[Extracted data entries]
========
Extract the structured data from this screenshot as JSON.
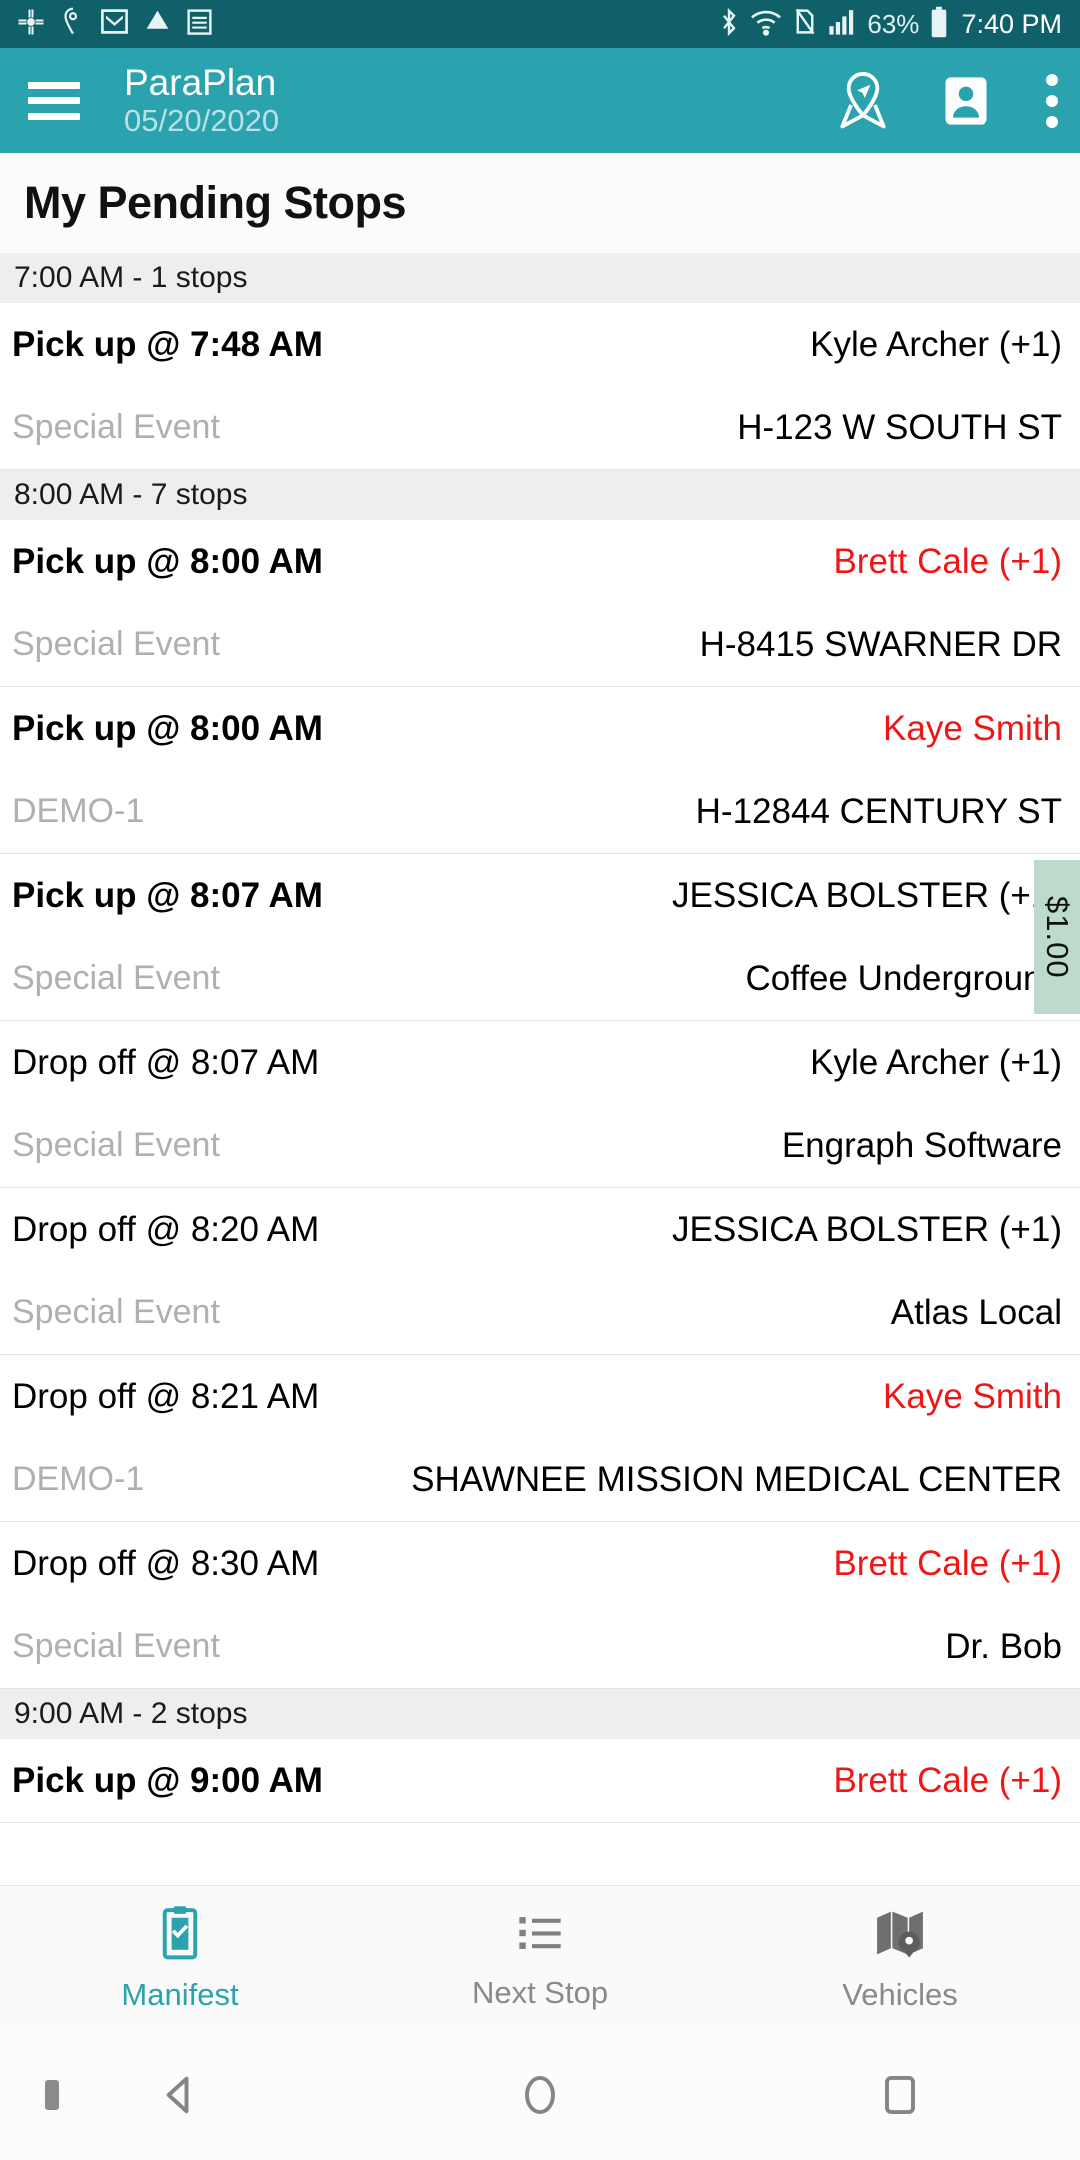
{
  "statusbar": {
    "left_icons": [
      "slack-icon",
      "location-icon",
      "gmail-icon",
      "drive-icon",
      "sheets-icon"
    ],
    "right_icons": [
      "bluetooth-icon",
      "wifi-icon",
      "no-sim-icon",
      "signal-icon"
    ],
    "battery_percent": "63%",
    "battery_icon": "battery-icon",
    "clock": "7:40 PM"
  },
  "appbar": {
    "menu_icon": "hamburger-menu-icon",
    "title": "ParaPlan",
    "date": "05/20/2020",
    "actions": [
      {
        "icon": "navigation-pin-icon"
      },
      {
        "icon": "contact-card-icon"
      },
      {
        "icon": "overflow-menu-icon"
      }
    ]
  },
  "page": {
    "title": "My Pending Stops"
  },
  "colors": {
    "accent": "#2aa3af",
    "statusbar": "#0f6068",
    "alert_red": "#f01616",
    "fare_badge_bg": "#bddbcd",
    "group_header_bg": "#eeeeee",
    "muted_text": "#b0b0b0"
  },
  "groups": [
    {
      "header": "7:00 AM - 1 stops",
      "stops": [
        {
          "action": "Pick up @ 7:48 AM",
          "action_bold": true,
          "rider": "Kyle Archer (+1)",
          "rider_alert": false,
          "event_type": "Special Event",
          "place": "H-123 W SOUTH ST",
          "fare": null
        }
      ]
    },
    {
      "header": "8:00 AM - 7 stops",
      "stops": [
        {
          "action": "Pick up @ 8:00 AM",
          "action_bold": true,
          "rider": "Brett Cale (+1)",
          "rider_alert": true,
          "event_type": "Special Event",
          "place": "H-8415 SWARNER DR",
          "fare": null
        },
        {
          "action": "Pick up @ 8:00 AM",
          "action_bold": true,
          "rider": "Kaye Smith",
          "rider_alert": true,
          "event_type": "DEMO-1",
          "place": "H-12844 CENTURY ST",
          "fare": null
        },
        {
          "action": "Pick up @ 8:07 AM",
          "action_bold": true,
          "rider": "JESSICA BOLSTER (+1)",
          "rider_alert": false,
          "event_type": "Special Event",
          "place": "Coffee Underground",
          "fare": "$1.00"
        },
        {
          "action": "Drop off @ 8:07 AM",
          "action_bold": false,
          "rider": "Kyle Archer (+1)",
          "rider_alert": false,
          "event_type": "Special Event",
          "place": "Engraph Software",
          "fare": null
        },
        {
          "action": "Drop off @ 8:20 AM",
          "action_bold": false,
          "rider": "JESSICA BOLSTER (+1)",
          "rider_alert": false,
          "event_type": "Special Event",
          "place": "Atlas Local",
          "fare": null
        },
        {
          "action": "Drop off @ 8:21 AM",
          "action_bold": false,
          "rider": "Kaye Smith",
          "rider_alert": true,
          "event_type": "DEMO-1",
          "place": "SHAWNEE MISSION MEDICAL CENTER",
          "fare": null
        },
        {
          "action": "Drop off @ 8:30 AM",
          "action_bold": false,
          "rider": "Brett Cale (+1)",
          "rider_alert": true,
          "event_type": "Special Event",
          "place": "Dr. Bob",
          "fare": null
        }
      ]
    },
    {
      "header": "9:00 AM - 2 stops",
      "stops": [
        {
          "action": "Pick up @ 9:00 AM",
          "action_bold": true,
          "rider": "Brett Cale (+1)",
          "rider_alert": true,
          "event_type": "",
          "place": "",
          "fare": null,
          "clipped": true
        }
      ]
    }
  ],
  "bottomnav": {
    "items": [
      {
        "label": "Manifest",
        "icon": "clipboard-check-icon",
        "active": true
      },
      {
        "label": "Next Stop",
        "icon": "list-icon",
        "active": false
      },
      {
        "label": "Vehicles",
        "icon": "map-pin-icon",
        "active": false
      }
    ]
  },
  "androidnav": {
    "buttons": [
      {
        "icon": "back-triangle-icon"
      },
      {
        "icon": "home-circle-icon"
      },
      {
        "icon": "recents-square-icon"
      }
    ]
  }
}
========
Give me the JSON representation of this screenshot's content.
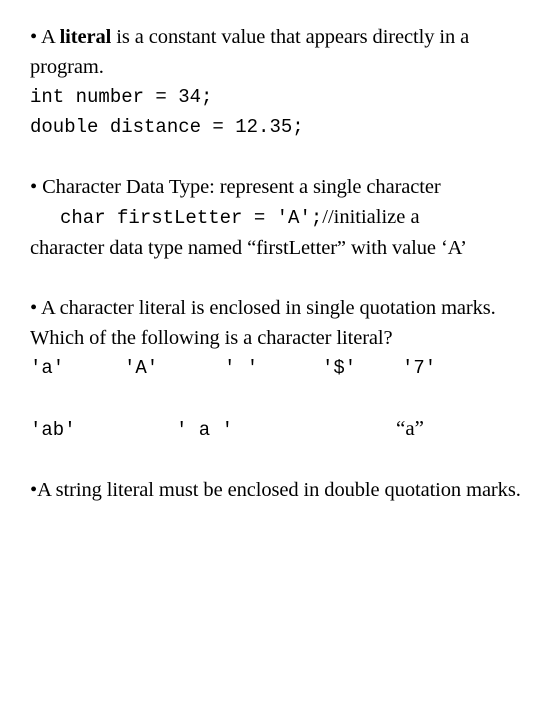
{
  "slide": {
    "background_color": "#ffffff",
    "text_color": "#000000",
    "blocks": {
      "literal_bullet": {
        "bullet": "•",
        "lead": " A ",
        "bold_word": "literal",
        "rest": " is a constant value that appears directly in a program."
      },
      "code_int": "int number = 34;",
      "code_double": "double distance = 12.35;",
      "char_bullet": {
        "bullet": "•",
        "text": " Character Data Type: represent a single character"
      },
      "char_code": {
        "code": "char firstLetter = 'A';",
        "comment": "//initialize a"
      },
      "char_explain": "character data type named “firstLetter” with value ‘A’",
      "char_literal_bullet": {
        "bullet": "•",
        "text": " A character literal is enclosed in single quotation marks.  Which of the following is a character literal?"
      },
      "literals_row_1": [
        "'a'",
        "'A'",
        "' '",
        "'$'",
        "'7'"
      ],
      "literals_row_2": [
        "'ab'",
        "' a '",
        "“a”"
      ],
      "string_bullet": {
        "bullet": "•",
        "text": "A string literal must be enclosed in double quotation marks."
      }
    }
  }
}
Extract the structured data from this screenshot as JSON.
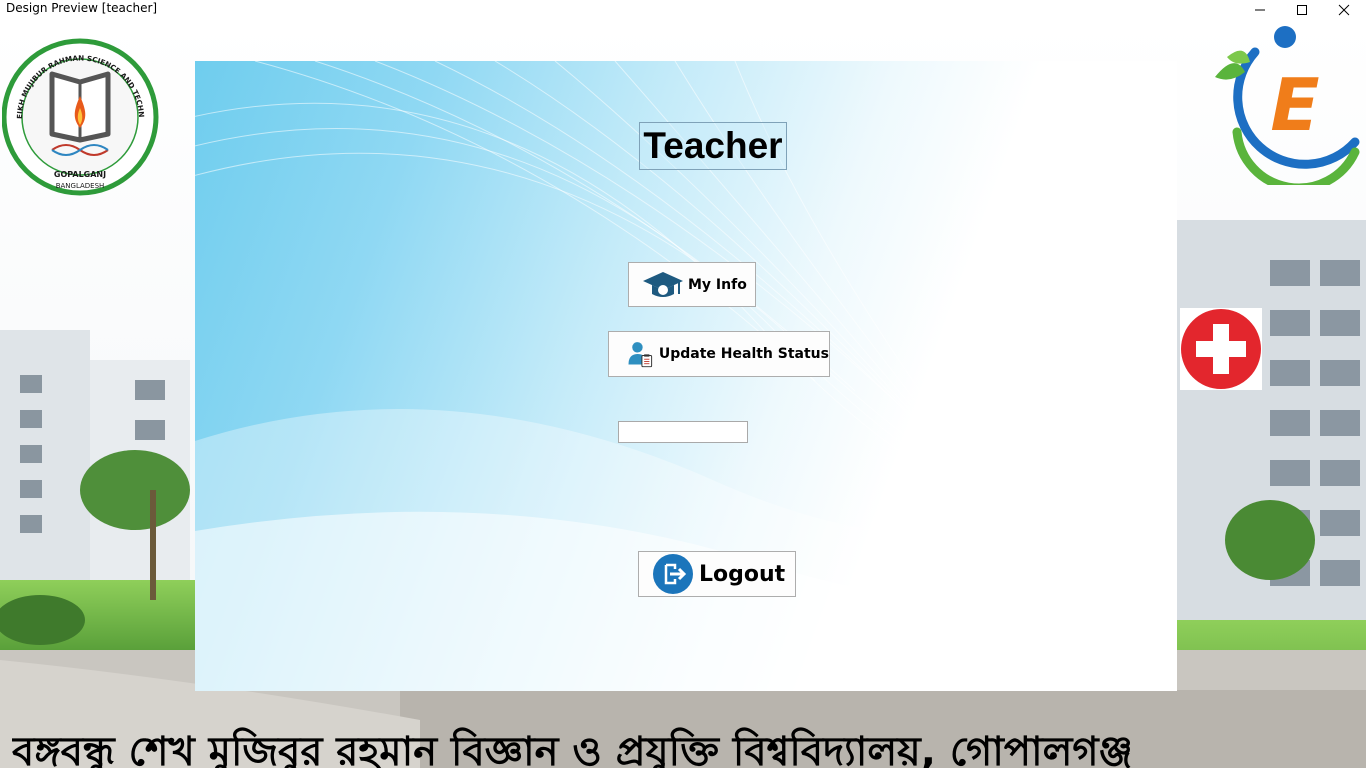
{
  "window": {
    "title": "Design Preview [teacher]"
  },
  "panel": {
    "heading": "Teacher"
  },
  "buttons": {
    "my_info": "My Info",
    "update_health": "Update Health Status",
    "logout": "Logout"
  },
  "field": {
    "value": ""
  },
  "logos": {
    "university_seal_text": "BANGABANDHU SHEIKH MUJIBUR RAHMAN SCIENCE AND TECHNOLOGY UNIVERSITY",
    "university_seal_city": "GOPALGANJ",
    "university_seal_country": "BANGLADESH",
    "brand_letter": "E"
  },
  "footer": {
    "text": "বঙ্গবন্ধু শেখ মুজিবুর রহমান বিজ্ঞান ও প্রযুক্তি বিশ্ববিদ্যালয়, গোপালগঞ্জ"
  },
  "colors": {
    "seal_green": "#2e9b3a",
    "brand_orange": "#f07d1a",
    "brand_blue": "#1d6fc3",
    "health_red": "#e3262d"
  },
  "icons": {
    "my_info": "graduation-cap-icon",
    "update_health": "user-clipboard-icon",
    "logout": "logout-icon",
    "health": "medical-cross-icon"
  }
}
========
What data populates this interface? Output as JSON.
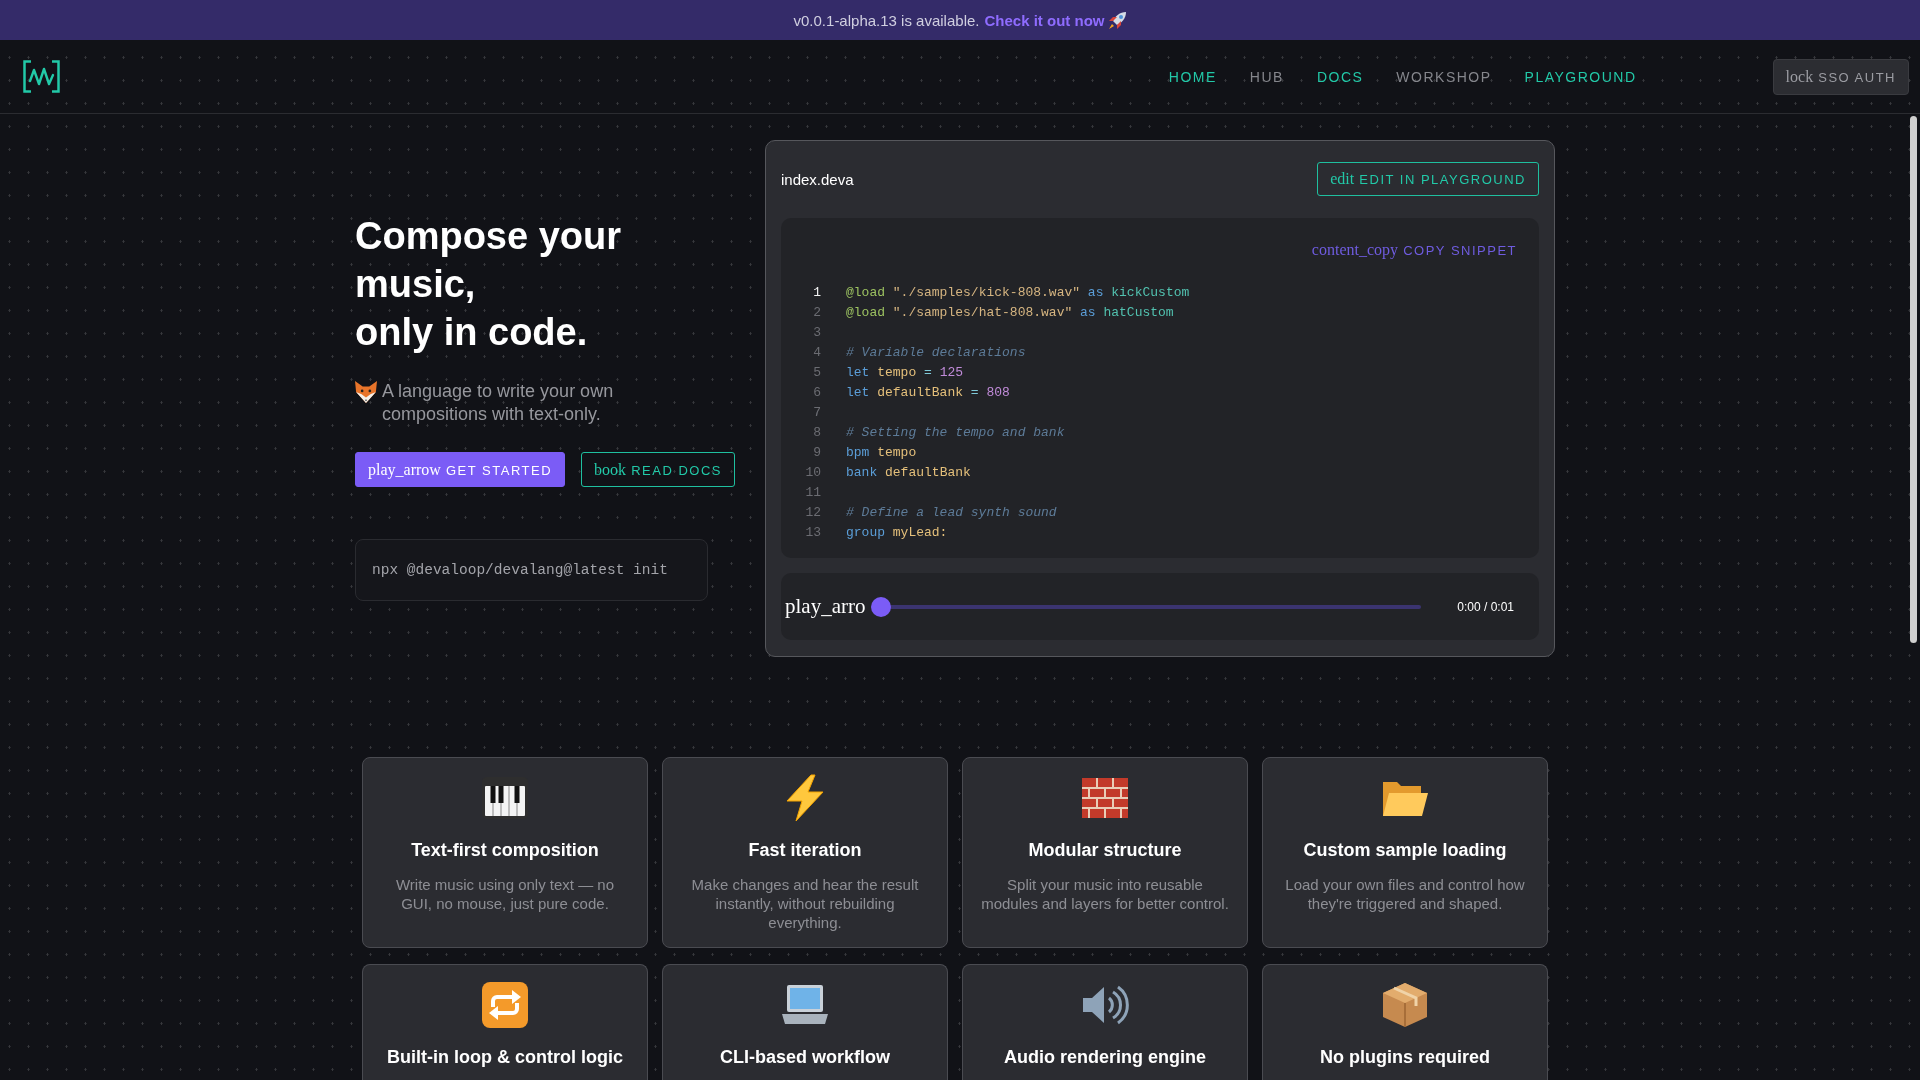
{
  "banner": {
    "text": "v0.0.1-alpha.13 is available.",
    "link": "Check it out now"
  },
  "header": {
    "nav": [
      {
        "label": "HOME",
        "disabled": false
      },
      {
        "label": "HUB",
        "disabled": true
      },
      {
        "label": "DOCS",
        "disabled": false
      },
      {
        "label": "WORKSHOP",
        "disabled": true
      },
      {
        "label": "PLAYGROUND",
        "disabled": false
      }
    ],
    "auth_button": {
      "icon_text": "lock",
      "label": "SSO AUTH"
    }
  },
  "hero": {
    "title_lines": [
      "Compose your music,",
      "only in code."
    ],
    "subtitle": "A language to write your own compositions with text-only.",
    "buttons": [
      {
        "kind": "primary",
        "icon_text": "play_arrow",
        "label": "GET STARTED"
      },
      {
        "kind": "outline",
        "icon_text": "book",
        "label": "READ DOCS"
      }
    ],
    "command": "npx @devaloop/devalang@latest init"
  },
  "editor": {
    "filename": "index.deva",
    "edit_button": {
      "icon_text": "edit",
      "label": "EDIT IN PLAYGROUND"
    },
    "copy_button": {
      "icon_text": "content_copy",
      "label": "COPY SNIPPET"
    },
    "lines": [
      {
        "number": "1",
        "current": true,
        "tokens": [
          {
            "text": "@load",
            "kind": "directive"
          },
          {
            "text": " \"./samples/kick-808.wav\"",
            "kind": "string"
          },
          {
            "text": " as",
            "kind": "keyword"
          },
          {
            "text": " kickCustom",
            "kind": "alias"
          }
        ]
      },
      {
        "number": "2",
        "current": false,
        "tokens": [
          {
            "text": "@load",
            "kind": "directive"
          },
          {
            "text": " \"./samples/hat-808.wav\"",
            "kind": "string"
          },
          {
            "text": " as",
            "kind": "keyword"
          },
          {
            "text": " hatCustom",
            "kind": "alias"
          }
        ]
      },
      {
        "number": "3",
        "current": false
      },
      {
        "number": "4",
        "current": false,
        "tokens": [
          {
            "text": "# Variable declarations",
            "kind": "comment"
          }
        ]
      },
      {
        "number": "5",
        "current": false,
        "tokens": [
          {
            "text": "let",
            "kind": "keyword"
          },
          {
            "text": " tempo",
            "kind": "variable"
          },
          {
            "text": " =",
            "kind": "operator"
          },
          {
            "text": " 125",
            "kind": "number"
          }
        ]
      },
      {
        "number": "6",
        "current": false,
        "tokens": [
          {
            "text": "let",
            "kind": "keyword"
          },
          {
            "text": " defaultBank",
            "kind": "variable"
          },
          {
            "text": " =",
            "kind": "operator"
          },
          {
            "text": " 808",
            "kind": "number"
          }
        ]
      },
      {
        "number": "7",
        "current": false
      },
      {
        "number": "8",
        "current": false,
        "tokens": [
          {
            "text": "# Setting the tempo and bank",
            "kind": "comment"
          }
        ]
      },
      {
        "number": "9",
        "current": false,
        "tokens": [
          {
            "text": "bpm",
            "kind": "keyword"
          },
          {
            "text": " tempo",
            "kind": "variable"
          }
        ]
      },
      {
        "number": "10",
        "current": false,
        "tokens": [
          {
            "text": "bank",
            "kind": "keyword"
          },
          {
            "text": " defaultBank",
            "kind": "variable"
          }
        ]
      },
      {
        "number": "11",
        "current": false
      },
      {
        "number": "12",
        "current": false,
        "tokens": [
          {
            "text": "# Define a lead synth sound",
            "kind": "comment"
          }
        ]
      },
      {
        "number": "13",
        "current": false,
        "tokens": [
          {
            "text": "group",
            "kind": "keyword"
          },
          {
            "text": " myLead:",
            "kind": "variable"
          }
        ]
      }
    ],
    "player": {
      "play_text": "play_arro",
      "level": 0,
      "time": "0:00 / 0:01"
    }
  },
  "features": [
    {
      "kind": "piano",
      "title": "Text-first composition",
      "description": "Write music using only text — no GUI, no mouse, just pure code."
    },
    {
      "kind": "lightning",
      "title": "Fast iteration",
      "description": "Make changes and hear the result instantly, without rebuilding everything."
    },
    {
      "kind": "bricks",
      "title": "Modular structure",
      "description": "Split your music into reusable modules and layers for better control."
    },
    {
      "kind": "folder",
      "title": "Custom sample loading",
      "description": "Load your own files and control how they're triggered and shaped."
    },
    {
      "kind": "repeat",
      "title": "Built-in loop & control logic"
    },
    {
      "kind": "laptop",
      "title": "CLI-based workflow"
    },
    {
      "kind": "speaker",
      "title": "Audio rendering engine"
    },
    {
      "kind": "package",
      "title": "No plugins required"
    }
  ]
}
========
Which lines above contain "samples"? Show each of them.

            "text": " \"./samples/kick-808.wav\"",
            "text": " \"./samples/hat-808.wav\"",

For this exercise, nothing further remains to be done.